SHORT TASK:
Please reproduce the material below line for line, with no changes of any kind.

start GIVEN RECORDS

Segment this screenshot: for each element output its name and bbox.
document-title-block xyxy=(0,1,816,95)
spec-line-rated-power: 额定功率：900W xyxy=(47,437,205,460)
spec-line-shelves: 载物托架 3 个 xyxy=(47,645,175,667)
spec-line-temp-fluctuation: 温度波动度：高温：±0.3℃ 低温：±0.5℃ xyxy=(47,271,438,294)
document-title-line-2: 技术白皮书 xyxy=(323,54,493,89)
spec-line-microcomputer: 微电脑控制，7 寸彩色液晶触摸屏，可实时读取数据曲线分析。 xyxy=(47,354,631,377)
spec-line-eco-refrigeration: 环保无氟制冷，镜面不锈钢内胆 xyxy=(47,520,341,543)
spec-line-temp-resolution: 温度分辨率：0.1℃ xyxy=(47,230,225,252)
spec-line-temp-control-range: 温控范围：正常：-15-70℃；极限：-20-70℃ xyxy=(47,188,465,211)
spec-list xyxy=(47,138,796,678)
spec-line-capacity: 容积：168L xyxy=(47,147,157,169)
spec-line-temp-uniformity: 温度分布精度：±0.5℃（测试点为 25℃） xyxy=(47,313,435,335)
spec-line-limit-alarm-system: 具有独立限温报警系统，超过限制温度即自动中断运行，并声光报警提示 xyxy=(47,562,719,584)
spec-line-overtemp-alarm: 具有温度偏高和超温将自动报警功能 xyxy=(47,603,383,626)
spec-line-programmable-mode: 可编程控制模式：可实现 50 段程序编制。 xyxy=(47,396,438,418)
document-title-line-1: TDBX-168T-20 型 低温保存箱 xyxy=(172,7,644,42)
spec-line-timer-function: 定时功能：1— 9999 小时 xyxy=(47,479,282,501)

end GIVEN RECORDS

RESPONSE:
Segment this screenshot: for each element output its name and bbox.
document-title-block xyxy=(0,1,816,95)
spec-line-rated-power: 额定功率：900W xyxy=(47,437,205,460)
spec-line-shelves: 载物托架 3 个 xyxy=(47,645,175,667)
spec-line-temp-fluctuation: 温度波动度：高温：±0.3℃ 低温：±0.5℃ xyxy=(47,271,438,294)
document-title-line-2: 技术白皮书 xyxy=(323,54,493,89)
spec-line-microcomputer: 微电脑控制，7 寸彩色液晶触摸屏，可实时读取数据曲线分析。 xyxy=(47,354,631,377)
spec-line-eco-refrigeration: 环保无氟制冷，镜面不锈钢内胆 xyxy=(47,520,341,543)
spec-line-temp-resolution: 温度分辨率：0.1℃ xyxy=(47,230,225,252)
spec-line-temp-control-range: 温控范围：正常：-15-70℃；极限：-20-70℃ xyxy=(47,188,465,211)
spec-list xyxy=(47,138,796,678)
spec-line-capacity: 容积：168L xyxy=(47,147,157,169)
spec-line-temp-uniformity: 温度分布精度：±0.5℃（测试点为 25℃） xyxy=(47,313,435,335)
spec-line-limit-alarm-system: 具有独立限温报警系统，超过限制温度即自动中断运行，并声光报警提示 xyxy=(47,562,719,584)
spec-line-overtemp-alarm: 具有温度偏高和超温将自动报警功能 xyxy=(47,603,383,626)
spec-line-programmable-mode: 可编程控制模式：可实现 50 段程序编制。 xyxy=(47,396,438,418)
document-title-line-1: TDBX-168T-20 型 低温保存箱 xyxy=(172,7,644,42)
spec-line-timer-function: 定时功能：1— 9999 小时 xyxy=(47,479,282,501)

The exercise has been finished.